Below are the records; locate each line with the word "amplement" and copy it.

[start]

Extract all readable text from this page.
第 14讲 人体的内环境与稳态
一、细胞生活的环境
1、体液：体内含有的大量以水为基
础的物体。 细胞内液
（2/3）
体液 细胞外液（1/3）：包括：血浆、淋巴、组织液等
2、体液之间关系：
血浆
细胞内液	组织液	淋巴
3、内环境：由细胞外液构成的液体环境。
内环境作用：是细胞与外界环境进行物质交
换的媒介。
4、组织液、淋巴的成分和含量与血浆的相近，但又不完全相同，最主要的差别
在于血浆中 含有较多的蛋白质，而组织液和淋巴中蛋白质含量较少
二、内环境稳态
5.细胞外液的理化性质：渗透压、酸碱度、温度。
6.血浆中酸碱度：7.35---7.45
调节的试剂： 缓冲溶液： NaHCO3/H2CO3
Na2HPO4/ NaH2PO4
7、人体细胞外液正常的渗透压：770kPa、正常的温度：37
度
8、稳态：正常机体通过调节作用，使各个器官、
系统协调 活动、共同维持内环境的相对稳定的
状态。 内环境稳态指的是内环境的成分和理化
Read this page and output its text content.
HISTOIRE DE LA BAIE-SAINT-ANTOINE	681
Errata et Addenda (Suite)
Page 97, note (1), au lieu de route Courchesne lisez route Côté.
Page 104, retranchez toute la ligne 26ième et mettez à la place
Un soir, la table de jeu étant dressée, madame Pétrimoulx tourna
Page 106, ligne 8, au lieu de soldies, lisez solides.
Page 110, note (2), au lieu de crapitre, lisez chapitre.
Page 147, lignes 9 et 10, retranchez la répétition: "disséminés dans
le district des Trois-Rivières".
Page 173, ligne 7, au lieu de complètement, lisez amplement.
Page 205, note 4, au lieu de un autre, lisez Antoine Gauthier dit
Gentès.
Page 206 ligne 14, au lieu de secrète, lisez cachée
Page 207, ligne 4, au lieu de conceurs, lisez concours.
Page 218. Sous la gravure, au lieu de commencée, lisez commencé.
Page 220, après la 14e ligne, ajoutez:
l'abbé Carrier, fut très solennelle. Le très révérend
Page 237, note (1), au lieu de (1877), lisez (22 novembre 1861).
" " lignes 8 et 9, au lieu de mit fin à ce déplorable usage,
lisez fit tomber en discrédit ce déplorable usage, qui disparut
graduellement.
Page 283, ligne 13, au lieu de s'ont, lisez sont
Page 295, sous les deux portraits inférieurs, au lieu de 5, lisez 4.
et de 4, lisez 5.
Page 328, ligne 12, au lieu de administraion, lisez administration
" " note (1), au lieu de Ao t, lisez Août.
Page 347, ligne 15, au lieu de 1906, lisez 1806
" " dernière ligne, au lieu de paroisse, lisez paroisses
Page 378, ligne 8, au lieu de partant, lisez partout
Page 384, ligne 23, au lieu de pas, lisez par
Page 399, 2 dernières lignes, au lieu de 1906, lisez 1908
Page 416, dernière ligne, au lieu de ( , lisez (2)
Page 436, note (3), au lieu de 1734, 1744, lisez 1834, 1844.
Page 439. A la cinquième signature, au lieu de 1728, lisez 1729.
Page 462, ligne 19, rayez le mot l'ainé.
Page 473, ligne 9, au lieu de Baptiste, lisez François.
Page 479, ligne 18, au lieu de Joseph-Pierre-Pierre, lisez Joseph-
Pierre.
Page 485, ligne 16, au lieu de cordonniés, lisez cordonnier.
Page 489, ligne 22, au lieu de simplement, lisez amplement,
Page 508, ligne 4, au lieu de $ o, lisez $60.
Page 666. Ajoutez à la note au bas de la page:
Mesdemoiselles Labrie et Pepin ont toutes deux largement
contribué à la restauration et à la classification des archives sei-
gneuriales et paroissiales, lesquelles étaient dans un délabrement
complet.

[end]

> Solution to the problem
Page 173, ligne 7, au lieu de complètement, lisez amplement.
Page 489, ligne 22, au lieu de simplement, lisez amplement,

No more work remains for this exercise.